WHAT YOU WILL DO -> Reproduce the entries below, copying each one character for character, for the stretch from the line containing "table-icon[interactable]: ▦ (590, 1481, 610, 1499)" through the line containing "video-icon[interactable]: ■ (571, 1685, 590, 1702)", both included.

****************

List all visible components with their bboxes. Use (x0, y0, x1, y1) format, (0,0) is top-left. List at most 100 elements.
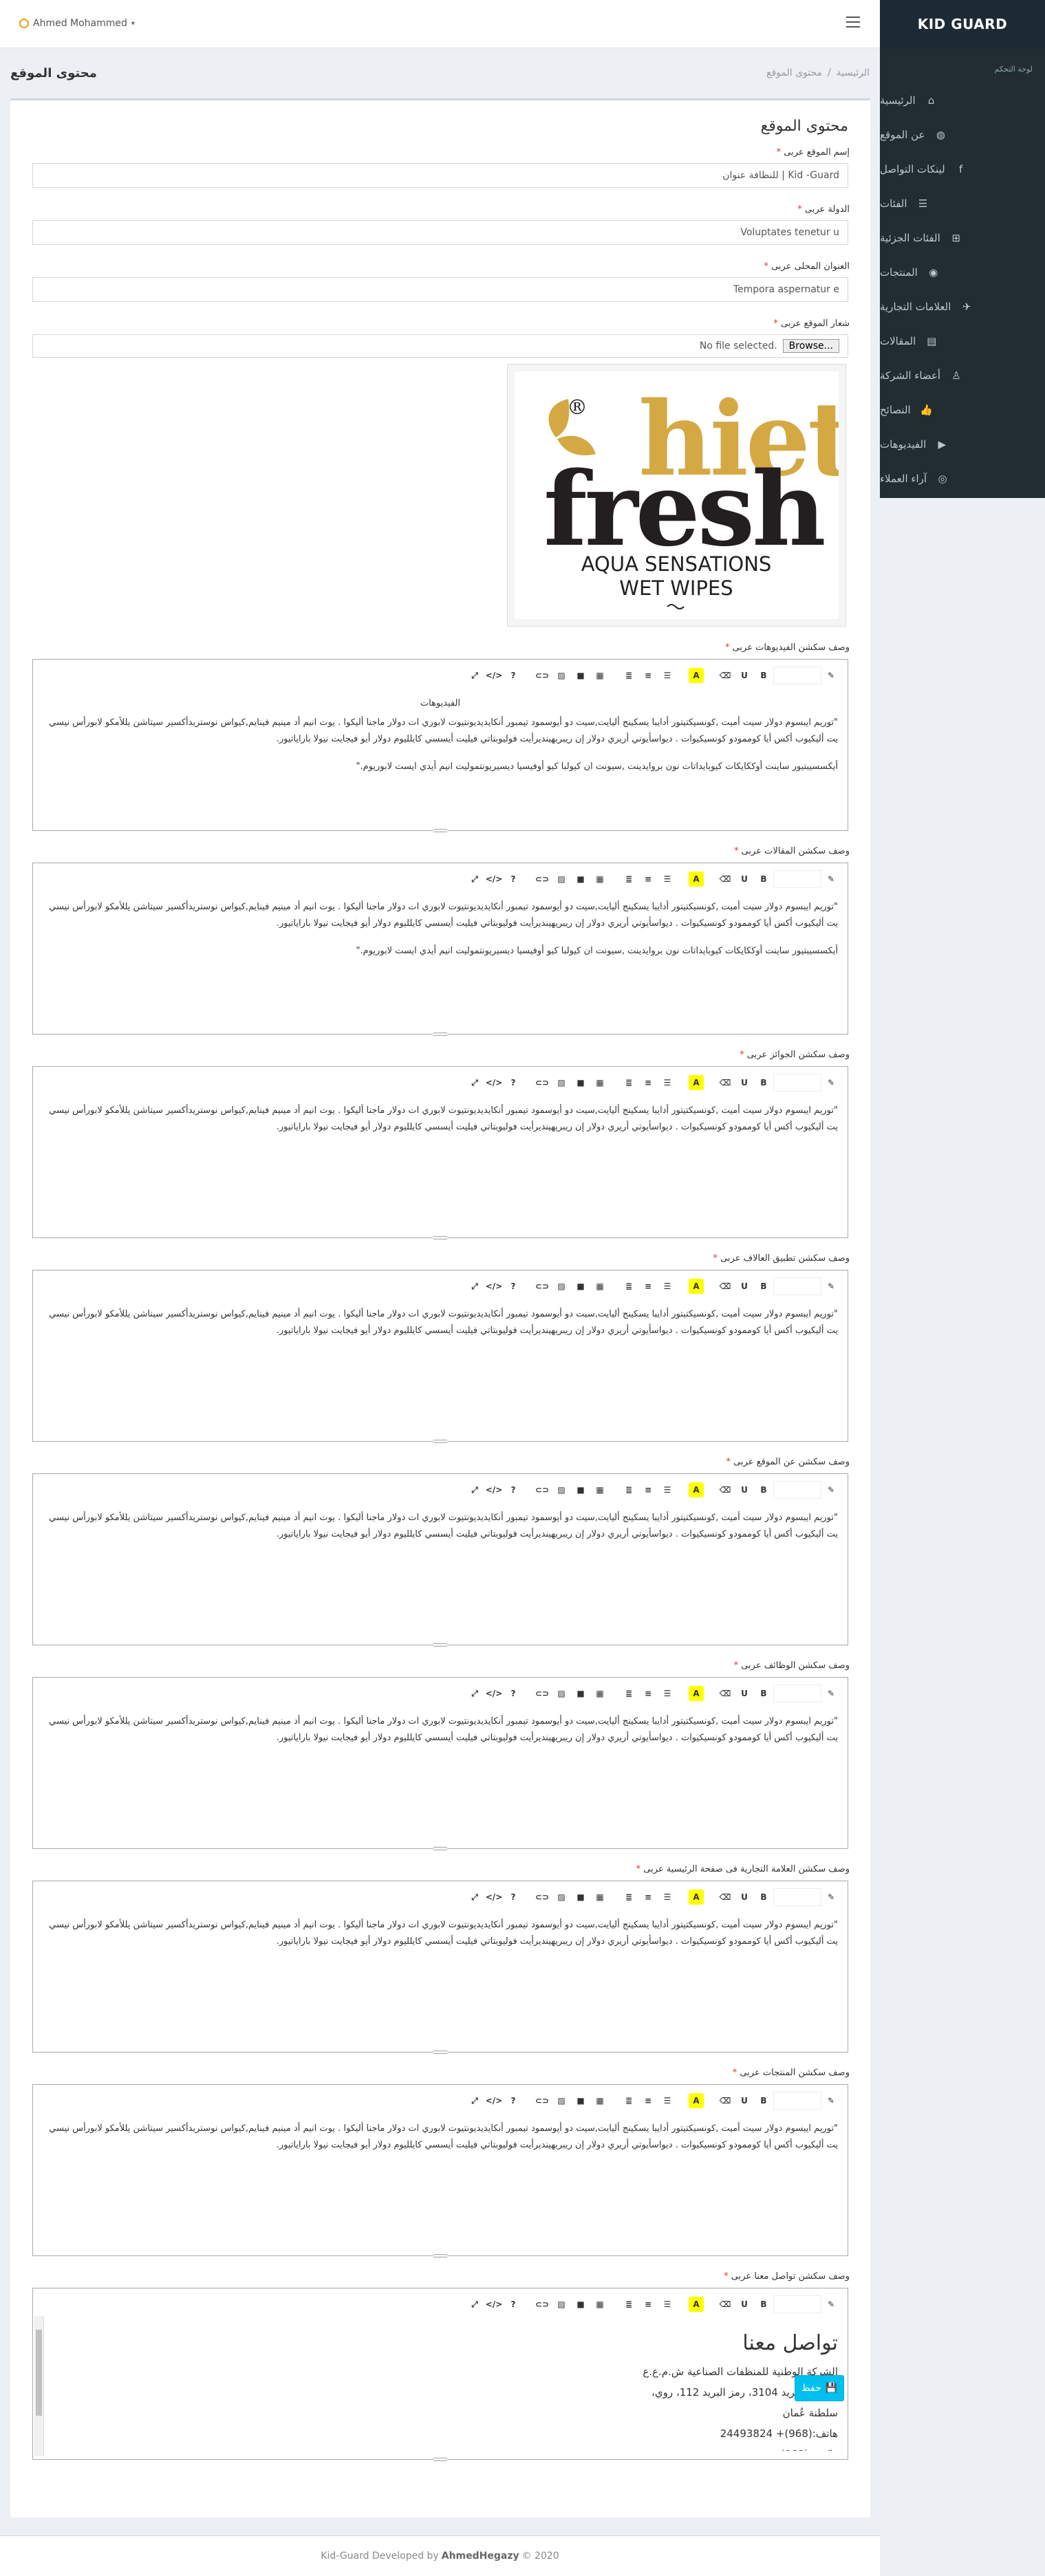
table-icon[interactable]: ▦ (590, 1481, 610, 1499)
sidebar-item-2[interactable]: f لينكات التواصل (880, 152, 1045, 186)
fullscreen-icon[interactable]: ⤢ (465, 2295, 484, 2313)
video-icon[interactable]: ■ (571, 1074, 590, 1092)
video-icon[interactable]: ■ (571, 1685, 590, 1702)
code-icon[interactable]: </> (484, 2092, 504, 2110)
sidebar-item-6[interactable]: ✈ العلامات التجارية (880, 290, 1045, 324)
rich-text-editor-6[interactable]: ✎ B U ⌫ A ☰ ≡ ≣ ▦ ■ ▨ ⊂⊃? </> ⤢ "توريم ايبسوم دولار سي… (32, 1881, 848, 2054)
highlight-icon[interactable]: A (687, 870, 706, 888)
highlight-icon[interactable]: A (687, 1481, 706, 1499)
font-size-select[interactable] (773, 1481, 821, 1499)
browse-button[interactable]: Browse... (782, 339, 839, 353)
link-icon[interactable]: ⊂⊃ (532, 2295, 552, 2313)
font-size-select[interactable] (773, 667, 821, 684)
fullscreen-icon[interactable]: ⤢ (465, 1685, 484, 1702)
underline-icon[interactable]: U (735, 1277, 754, 1295)
sidebar-item-3[interactable]: ☰ الفئات (880, 186, 1045, 221)
help-icon[interactable]: ? (504, 1888, 523, 1906)
eraser-icon[interactable]: ⌫ (715, 1481, 735, 1499)
font-size-select[interactable] (773, 2092, 821, 2110)
help-icon[interactable]: ? (504, 2295, 523, 2313)
magic-icon[interactable]: ✎ (821, 1481, 841, 1499)
sidebar-item-7[interactable]: ▤ المقالات (880, 324, 1045, 358)
rich-text-editor-7[interactable]: ✎ B U ⌫ A ☰ ≡ ≣ ▦ ■ ▨ ⊂⊃? </> ⤢ "توريم ايبسوم دولار سي… (32, 2084, 848, 2258)
image-icon[interactable]: ▨ (552, 1277, 571, 1295)
code-icon[interactable]: </> (484, 1074, 504, 1092)
ordered-list-icon[interactable]: ≡ (638, 1074, 658, 1092)
image-icon[interactable]: ▨ (552, 870, 571, 888)
unordered-list-icon[interactable]: ☰ (658, 667, 677, 684)
fullscreen-icon[interactable]: ⤢ (465, 870, 484, 888)
bold-icon[interactable]: B (754, 1074, 773, 1092)
code-icon[interactable]: </> (484, 1685, 504, 1702)
link-icon[interactable]: ⊂⊃ (532, 1685, 552, 1702)
link-icon[interactable]: ⊂⊃ (532, 1888, 552, 1906)
image-icon[interactable]: ▨ (552, 1685, 571, 1702)
highlight-icon[interactable]: A (687, 1888, 706, 1906)
fullscreen-icon[interactable]: ⤢ (465, 1277, 484, 1295)
magic-icon[interactable]: ✎ (821, 870, 841, 888)
rich-text-editor-8[interactable]: ✎ B U ⌫ A ☰ ≡ ≣ ▦ ■ ▨ ⊂⊃? </> ⤢ تواصل معنا الشركة الوطن… (32, 2288, 848, 2461)
unordered-list-icon[interactable]: ☰ (658, 1685, 677, 1702)
editor-resize-handle[interactable] (433, 2458, 447, 2461)
rich-text-editor-5[interactable]: ✎ B U ⌫ A ☰ ≡ ≣ ▦ ■ ▨ ⊂⊃? </> ⤢ "توريم ايبسوم دولار سي… (32, 1677, 848, 1850)
video-icon[interactable]: ■ (571, 870, 590, 888)
fullscreen-icon[interactable]: ⤢ (465, 1481, 484, 1499)
image-icon[interactable]: ▨ (552, 667, 571, 684)
eraser-icon[interactable]: ⌫ (715, 2092, 735, 2110)
rich-text-editor-3[interactable]: ✎ B U ⌫ A ☰ ≡ ≣ ▦ ■ ▨ ⊂⊃? </> ⤢ "توريم ايبسوم دولار سي… (32, 1270, 848, 1443)
user-menu[interactable]: Ahmed Mohammed ▾ (19, 18, 135, 29)
save-button[interactable]: 💾 حفظ (795, 2375, 844, 2401)
align-icon[interactable]: ≣ (619, 1481, 638, 1499)
help-icon[interactable]: ? (504, 1074, 523, 1092)
image-icon[interactable]: ▨ (552, 1888, 571, 1906)
highlight-icon[interactable]: A (687, 1074, 706, 1092)
font-size-select[interactable] (773, 1277, 821, 1295)
sidebar-item-0[interactable]: ⌂ الرئيسية (880, 83, 1045, 118)
ordered-list-icon[interactable]: ≡ (638, 1888, 658, 1906)
editor-resize-handle[interactable] (433, 1847, 447, 1850)
bold-icon[interactable]: B (754, 1685, 773, 1702)
help-icon[interactable]: ? (504, 667, 523, 684)
code-icon[interactable]: </> (484, 870, 504, 888)
code-icon[interactable]: </> (484, 667, 504, 684)
font-size-select[interactable] (773, 1888, 821, 1906)
magic-icon[interactable]: ✎ (821, 667, 841, 684)
editor-content[interactable]: "توريم ايبسوم دولار سيت أميت ,كونسيكتيتو… (43, 899, 838, 971)
ordered-list-icon[interactable]: ≡ (638, 1481, 658, 1499)
menu-toggle-icon[interactable] (846, 17, 860, 28)
underline-icon[interactable]: U (735, 1481, 754, 1499)
magic-icon[interactable]: ✎ (821, 1888, 841, 1906)
sidebar-item-9[interactable]: 👍 النصائح (880, 393, 1045, 427)
help-icon[interactable]: ? (504, 1685, 523, 1702)
image-icon[interactable]: ▨ (552, 1481, 571, 1499)
table-icon[interactable]: ▦ (590, 1277, 610, 1295)
table-icon[interactable]: ▦ (590, 870, 610, 888)
table-icon[interactable]: ▦ (590, 2092, 610, 2110)
ordered-list-icon[interactable]: ≡ (638, 2092, 658, 2110)
ordered-list-icon[interactable]: ≡ (638, 2295, 658, 2313)
align-icon[interactable]: ≣ (619, 870, 638, 888)
bold-icon[interactable]: B (754, 870, 773, 888)
code-icon[interactable]: </> (484, 1481, 504, 1499)
table-icon[interactable]: ▦ (590, 1888, 610, 1906)
help-icon[interactable]: ? (504, 1481, 523, 1499)
underline-icon[interactable]: U (735, 2295, 754, 2313)
rich-text-editor-2[interactable]: ✎ B U ⌫ A ☰ ≡ ≣ ▦ ■ ▨ ⊂⊃? </> ⤢ "توريم ايبسوم دولار سي… (32, 1066, 848, 1240)
editor-resize-handle[interactable] (433, 2050, 447, 2054)
editor-resize-handle[interactable] (433, 829, 447, 832)
video-icon[interactable]: ■ (571, 2295, 590, 2313)
magic-icon[interactable]: ✎ (821, 1277, 841, 1295)
magic-icon[interactable]: ✎ (821, 2092, 841, 2110)
highlight-icon[interactable]: A (687, 2295, 706, 2313)
help-icon[interactable]: ? (504, 2092, 523, 2110)
unordered-list-icon[interactable]: ☰ (658, 1074, 677, 1092)
help-icon[interactable]: ? (504, 870, 523, 888)
eraser-icon[interactable]: ⌫ (715, 1074, 735, 1092)
font-size-select[interactable] (773, 1074, 821, 1092)
footer-author-link[interactable]: AhmedHegazy (442, 2551, 519, 2562)
code-icon[interactable]: </> (484, 2295, 504, 2313)
editor-content[interactable]: "توريم ايبسوم دولار سيت أميت ,كونسيكتيتو… (43, 1917, 838, 1961)
bold-icon[interactable]: B (754, 1277, 773, 1295)
rich-text-editor-1[interactable]: ✎ B U ⌫ A ☰ ≡ ≣ ▦ ■ ▨ ⊂⊃? </> ⤢ "توريم ايبسوم دولار سي… (32, 863, 848, 1036)
breadcrumb-home[interactable]: الرئيسية (837, 67, 870, 78)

****************

ANSWER TO THE EXERCISE ->
table-icon[interactable]: ▦ (590, 1481, 610, 1499)
sidebar-item-2[interactable]: f لينكات التواصل (880, 152, 1045, 186)
fullscreen-icon[interactable]: ⤢ (465, 2295, 484, 2313)
video-icon[interactable]: ■ (571, 1074, 590, 1092)
video-icon[interactable]: ■ (571, 1685, 590, 1702)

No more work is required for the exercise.